▸ **WHAT IS ASKED**: Please format the rows starting with the line with "Patent image size: (1254, 943)." and going on through the line with "In FIG. 9, the first tong" as a two-column CSV with the headers "prompt" and "response", giving one line per row with its text and its answer. Put each value in a single quoted field and turn any line breaks into spaces.
■ ■ ■
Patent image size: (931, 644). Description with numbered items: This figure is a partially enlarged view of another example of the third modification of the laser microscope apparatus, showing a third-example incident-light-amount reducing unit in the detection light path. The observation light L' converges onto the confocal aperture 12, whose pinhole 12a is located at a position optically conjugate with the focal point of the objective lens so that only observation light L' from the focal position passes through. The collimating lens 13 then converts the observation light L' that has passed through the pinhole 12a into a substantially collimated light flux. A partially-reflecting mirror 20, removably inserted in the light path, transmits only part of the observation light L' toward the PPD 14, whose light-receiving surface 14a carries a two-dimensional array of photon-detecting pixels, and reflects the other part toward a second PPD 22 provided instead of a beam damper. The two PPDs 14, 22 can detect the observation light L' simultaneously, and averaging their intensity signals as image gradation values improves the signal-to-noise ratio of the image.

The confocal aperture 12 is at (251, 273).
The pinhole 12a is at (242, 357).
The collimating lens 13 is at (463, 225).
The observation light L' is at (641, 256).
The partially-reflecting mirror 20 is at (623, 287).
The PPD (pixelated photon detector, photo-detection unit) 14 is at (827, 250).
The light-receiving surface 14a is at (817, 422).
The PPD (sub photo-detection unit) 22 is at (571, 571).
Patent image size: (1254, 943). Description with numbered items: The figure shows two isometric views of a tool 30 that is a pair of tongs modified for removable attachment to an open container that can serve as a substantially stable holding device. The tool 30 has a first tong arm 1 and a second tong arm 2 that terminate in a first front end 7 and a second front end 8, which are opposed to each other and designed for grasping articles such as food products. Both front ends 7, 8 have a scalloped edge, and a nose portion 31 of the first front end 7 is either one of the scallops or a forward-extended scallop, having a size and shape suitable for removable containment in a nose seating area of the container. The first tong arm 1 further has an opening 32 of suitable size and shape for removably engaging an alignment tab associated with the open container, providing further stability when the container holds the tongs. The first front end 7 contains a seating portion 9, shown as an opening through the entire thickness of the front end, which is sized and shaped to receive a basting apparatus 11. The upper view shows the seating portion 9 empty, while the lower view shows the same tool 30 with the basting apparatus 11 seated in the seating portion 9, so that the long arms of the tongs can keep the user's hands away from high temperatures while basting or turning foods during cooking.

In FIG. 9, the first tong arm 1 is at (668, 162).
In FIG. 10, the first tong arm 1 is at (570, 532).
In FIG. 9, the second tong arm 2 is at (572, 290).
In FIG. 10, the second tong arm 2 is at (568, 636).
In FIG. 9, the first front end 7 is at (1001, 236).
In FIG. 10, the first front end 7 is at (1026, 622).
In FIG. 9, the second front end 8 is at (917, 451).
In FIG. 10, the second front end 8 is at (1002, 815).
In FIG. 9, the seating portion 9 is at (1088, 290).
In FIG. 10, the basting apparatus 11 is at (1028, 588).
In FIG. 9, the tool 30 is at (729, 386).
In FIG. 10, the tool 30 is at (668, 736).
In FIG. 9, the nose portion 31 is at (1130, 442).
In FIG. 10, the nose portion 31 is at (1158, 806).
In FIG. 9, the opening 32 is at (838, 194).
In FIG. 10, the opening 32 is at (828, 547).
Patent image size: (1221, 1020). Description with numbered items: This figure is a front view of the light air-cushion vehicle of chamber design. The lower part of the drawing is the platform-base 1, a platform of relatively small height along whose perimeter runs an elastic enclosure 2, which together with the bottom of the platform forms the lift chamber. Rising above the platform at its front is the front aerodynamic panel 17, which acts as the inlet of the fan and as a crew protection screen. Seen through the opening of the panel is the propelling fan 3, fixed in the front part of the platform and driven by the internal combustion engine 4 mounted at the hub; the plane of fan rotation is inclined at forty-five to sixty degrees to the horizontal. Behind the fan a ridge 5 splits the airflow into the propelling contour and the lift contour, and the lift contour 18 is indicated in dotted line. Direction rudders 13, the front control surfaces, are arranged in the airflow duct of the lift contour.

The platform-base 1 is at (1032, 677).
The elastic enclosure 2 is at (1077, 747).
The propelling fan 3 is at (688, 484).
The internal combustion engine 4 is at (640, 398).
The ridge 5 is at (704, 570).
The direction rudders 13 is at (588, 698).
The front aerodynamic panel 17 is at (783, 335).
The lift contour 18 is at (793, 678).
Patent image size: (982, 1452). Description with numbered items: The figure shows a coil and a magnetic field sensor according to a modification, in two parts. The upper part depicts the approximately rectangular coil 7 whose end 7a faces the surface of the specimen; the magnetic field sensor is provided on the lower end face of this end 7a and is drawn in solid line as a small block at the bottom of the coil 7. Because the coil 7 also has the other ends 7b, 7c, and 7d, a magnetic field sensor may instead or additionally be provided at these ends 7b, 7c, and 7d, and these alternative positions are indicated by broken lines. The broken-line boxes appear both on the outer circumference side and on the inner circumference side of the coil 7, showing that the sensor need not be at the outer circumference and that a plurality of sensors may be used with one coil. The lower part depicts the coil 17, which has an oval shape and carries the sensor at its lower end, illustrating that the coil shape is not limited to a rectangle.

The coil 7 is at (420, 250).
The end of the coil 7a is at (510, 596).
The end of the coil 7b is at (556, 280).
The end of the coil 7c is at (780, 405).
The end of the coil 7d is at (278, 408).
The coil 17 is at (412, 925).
■ ■ ■
▸ **REPLY TO THE TASK**:
prompt,response
"Patent image size: (1254, 943). Description with numbered items: The figure shows two isometric views of a tool 30 that is a pair of tongs modified for removable attachment to an open container that can serve as a substantially stable holding device. The tool 30 has a first tong arm 1 and a second tong arm 2 that terminate in a first front end 7 and a second front end 8, which are opposed to each other and designed for grasping articles such as food products. Both front ends 7, 8 have a scalloped edge, and a nose portion 31 of the first front end 7 is either one of the scallops or a forward-extended scallop, having a size and shape suitable for removable containment in a nose seating area of the container. The first tong arm 1 further has an opening 32 of suitable size and shape for removably engaging an alignment tab associated with the open container, providing further stability when the container holds the tongs. The first front end 7 contains a seating portion 9, shown as an opening through the entire thickness of the front end, which is sized and shaped to receive a basting apparatus 11. The upper view shows the seating portion 9 empty, while the lower view shows the same tool 30 with the basting apparatus 11 seated in the seating portion 9, so that the long arms of the tongs can keep the user's hands away from high temperatures while basting or turning foods during cooking.","In FIG. 9, the first tong arm 1 is at (668, 162)."